> _What is being asked_
Rewrite the entries from the line with "What elements are" up to and including the line with "x-tick-labels: 300 400", swapping "Intensity" for "Signal" and leaving everything else unchanged.

> _Input data_
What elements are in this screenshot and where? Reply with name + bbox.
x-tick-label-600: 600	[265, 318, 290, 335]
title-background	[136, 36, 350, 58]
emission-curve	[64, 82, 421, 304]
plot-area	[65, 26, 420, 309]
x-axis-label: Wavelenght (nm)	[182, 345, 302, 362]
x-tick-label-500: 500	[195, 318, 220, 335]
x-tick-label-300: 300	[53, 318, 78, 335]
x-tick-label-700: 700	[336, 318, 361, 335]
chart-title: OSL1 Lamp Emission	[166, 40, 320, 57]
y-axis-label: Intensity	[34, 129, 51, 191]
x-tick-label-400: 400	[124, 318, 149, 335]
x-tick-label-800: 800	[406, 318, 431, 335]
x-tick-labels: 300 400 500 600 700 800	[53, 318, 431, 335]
---
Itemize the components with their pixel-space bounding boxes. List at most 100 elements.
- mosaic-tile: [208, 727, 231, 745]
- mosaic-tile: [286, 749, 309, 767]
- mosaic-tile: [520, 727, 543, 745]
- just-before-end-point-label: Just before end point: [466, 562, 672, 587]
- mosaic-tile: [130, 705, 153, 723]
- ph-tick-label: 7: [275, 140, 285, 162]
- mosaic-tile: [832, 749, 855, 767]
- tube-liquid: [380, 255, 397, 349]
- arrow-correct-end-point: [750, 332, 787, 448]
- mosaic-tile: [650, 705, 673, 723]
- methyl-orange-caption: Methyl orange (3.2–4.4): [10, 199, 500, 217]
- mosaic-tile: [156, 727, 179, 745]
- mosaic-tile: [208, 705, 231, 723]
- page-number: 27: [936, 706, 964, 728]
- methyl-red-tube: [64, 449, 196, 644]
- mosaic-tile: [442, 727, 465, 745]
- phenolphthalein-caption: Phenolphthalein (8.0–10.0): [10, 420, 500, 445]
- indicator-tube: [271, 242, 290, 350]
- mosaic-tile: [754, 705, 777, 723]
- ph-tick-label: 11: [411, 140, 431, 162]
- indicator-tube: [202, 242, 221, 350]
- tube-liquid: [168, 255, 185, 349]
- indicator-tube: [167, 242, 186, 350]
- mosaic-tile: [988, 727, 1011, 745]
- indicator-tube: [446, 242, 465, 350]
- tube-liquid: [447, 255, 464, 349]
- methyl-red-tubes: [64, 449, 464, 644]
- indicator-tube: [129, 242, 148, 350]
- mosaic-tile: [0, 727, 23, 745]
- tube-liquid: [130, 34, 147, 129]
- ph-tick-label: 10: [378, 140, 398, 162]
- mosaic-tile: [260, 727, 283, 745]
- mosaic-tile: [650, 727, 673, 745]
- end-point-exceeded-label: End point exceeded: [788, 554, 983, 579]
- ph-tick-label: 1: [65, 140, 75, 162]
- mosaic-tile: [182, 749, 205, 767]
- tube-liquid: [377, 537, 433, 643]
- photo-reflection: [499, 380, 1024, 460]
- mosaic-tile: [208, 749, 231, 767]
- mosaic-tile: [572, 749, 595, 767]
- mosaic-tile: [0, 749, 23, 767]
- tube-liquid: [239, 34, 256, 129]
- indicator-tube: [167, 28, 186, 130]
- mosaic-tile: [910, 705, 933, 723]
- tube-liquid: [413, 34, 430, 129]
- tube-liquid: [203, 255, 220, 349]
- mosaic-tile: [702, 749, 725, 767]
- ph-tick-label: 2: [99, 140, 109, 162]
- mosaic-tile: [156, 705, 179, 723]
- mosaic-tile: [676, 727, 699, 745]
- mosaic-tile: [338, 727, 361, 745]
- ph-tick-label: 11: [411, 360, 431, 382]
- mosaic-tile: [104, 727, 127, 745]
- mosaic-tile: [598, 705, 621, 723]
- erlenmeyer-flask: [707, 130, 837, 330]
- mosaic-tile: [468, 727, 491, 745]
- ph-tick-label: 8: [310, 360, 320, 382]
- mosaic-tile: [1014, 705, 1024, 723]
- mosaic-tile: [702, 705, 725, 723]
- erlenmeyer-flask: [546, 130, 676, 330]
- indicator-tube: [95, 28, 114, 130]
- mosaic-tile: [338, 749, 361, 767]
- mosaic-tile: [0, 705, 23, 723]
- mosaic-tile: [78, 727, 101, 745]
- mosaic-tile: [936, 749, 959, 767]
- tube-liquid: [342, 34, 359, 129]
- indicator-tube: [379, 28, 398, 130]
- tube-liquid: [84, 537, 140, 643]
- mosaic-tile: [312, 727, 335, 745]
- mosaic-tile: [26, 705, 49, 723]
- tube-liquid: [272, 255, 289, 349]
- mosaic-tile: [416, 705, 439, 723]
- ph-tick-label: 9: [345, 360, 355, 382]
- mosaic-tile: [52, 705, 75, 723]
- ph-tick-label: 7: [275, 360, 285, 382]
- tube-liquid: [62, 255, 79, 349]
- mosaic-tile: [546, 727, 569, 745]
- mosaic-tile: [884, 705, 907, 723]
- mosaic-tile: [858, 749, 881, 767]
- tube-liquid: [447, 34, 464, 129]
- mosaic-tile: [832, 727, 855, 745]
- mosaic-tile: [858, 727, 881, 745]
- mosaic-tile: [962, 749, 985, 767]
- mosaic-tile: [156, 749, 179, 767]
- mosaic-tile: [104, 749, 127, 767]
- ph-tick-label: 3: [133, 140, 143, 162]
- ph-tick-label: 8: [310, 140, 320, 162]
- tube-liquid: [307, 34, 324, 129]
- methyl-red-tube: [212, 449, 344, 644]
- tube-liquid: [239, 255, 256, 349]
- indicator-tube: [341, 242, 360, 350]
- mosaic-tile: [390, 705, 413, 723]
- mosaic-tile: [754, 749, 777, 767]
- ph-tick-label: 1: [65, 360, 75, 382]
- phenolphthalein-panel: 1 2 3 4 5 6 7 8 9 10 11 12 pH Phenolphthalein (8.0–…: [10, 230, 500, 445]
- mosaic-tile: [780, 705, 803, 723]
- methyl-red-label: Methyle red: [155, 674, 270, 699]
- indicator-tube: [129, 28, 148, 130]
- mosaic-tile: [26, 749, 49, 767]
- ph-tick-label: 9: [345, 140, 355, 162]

> _Reply to the exercise_
What elements are in this screenshot and where? Reply with name + bbox.
x-tick-label-600: 600	[265, 318, 290, 335]
title-background	[136, 36, 350, 58]
emission-curve	[64, 82, 421, 304]
plot-area	[65, 26, 420, 309]
x-axis-label: Wavelenght (nm)	[182, 345, 302, 362]
x-tick-label-500: 500	[195, 318, 220, 335]
x-tick-label-300: 300	[53, 318, 78, 335]
x-tick-label-700: 700	[336, 318, 361, 335]
chart-title: OSL1 Lamp Emission	[166, 40, 320, 57]
y-axis-label: Signal	[34, 129, 51, 191]
x-tick-label-400: 400	[124, 318, 149, 335]
x-tick-label-800: 800	[406, 318, 431, 335]
x-tick-labels: 300 400 500 600 700 800	[53, 318, 431, 335]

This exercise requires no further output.